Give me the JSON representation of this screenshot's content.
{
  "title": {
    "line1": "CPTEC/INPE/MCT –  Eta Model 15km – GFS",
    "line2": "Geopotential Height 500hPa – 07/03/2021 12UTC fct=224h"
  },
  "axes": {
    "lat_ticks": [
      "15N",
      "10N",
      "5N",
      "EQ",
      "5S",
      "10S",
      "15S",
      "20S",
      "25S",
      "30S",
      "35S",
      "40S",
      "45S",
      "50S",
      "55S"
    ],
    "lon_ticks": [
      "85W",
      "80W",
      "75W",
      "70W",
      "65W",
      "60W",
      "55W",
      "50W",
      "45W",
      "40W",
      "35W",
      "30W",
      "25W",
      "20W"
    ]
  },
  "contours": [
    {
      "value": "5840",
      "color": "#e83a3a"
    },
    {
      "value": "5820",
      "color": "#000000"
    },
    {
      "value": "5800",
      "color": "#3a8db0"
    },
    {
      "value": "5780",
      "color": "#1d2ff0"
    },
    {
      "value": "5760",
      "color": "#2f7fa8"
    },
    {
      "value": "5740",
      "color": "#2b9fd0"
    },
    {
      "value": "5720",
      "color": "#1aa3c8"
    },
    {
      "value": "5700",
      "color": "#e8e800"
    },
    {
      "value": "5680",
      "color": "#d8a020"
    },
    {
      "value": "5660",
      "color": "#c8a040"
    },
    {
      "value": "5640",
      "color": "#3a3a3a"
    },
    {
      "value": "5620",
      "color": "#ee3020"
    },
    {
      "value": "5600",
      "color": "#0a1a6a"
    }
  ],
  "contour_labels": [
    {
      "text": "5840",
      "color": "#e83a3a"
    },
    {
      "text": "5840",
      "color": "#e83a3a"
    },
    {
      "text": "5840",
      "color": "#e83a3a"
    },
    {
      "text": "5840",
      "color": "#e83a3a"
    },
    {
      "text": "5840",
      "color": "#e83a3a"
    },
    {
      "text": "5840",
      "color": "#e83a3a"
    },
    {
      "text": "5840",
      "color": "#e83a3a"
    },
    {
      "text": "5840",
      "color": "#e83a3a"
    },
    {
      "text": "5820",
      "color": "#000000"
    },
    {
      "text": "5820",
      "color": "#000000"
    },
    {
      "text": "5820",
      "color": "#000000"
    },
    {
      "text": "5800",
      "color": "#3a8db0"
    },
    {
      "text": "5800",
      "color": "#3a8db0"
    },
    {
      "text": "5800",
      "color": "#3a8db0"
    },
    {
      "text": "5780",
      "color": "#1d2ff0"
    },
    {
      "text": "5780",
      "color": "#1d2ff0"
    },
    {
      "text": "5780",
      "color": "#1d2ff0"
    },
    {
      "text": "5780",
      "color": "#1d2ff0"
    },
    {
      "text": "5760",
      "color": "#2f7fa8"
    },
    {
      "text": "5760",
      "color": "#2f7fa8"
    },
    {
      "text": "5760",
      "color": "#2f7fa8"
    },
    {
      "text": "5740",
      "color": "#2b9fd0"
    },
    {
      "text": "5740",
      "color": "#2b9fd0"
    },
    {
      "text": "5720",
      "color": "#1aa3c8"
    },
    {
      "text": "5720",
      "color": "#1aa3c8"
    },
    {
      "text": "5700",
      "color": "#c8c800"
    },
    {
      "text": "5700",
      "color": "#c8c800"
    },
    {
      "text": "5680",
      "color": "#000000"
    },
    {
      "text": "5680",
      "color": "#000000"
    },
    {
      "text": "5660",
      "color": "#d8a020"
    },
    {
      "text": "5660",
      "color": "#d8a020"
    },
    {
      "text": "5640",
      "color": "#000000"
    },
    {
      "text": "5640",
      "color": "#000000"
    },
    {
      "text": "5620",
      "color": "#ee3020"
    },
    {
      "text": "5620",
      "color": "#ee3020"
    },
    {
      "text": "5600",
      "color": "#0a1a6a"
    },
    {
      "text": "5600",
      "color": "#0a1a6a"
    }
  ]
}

+ + + +

#### Problem description
Write down every line of the data exactly as it appears above.

#### Result of this exercise
Give me the JSON representation of this screenshot's content.
{
  "title": {
    "line1": "CPTEC/INPE/MCT –  Eta Model 15km – GFS",
    "line2": "Geopotential Height 500hPa – 07/03/2021 12UTC fct=224h"
  },
  "axes": {
    "lat_ticks": [
      "15N",
      "10N",
      "5N",
      "EQ",
      "5S",
      "10S",
      "15S",
      "20S",
      "25S",
      "30S",
      "35S",
      "40S",
      "45S",
      "50S",
      "55S"
    ],
    "lon_ticks": [
      "85W",
      "80W",
      "75W",
      "70W",
      "65W",
      "60W",
      "55W",
      "50W",
      "45W",
      "40W",
      "35W",
      "30W",
      "25W",
      "20W"
    ]
  },
  "contours": [
    {
      "value": "5840",
      "color": "#e83a3a"
    },
    {
      "value": "5820",
      "color": "#000000"
    },
    {
      "value": "5800",
      "color": "#3a8db0"
    },
    {
      "value": "5780",
      "color": "#1d2ff0"
    },
    {
      "value": "5760",
      "color": "#2f7fa8"
    },
    {
      "value": "5740",
      "color": "#2b9fd0"
    },
    {
      "value": "5720",
      "color": "#1aa3c8"
    },
    {
      "value": "5700",
      "color": "#e8e800"
    },
    {
      "value": "5680",
      "color": "#d8a020"
    },
    {
      "value": "5660",
      "color": "#c8a040"
    },
    {
      "value": "5640",
      "color": "#3a3a3a"
    },
    {
      "value": "5620",
      "color": "#ee3020"
    },
    {
      "value": "5600",
      "color": "#0a1a6a"
    }
  ],
  "contour_labels": [
    {
      "text": "5840",
      "color": "#e83a3a"
    },
    {
      "text": "5840",
      "color": "#e83a3a"
    },
    {
      "text": "5840",
      "color": "#e83a3a"
    },
    {
      "text": "5840",
      "color": "#e83a3a"
    },
    {
      "text": "5840",
      "color": "#e83a3a"
    },
    {
      "text": "5840",
      "color": "#e83a3a"
    },
    {
      "text": "5840",
      "color": "#e83a3a"
    },
    {
      "text": "5840",
      "color": "#e83a3a"
    },
    {
      "text": "5820",
      "color": "#000000"
    },
    {
      "text": "5820",
      "color": "#000000"
    },
    {
      "text": "5820",
      "color": "#000000"
    },
    {
      "text": "5800",
      "color": "#3a8db0"
    },
    {
      "text": "5800",
      "color": "#3a8db0"
    },
    {
      "text": "5800",
      "color": "#3a8db0"
    },
    {
      "text": "5780",
      "color": "#1d2ff0"
    },
    {
      "text": "5780",
      "color": "#1d2ff0"
    },
    {
      "text": "5780",
      "color": "#1d2ff0"
    },
    {
      "text": "5780",
      "color": "#1d2ff0"
    },
    {
      "text": "5760",
      "color": "#2f7fa8"
    },
    {
      "text": "5760",
      "color": "#2f7fa8"
    },
    {
      "text": "5760",
      "color": "#2f7fa8"
    },
    {
      "text": "5740",
      "color": "#2b9fd0"
    },
    {
      "text": "5740",
      "color": "#2b9fd0"
    },
    {
      "text": "5720",
      "color": "#1aa3c8"
    },
    {
      "text": "5720",
      "color": "#1aa3c8"
    },
    {
      "text": "5700",
      "color": "#c8c800"
    },
    {
      "text": "5700",
      "color": "#c8c800"
    },
    {
      "text": "5680",
      "color": "#000000"
    },
    {
      "text": "5680",
      "color": "#000000"
    },
    {
      "text": "5660",
      "color": "#d8a020"
    },
    {
      "text": "5660",
      "color": "#d8a020"
    },
    {
      "text": "5640",
      "color": "#000000"
    },
    {
      "text": "5640",
      "color": "#000000"
    },
    {
      "text": "5620",
      "color": "#ee3020"
    },
    {
      "text": "5620",
      "color": "#ee3020"
    },
    {
      "text": "5600",
      "color": "#0a1a6a"
    },
    {
      "text": "5600",
      "color": "#0a1a6a"
    }
  ]
}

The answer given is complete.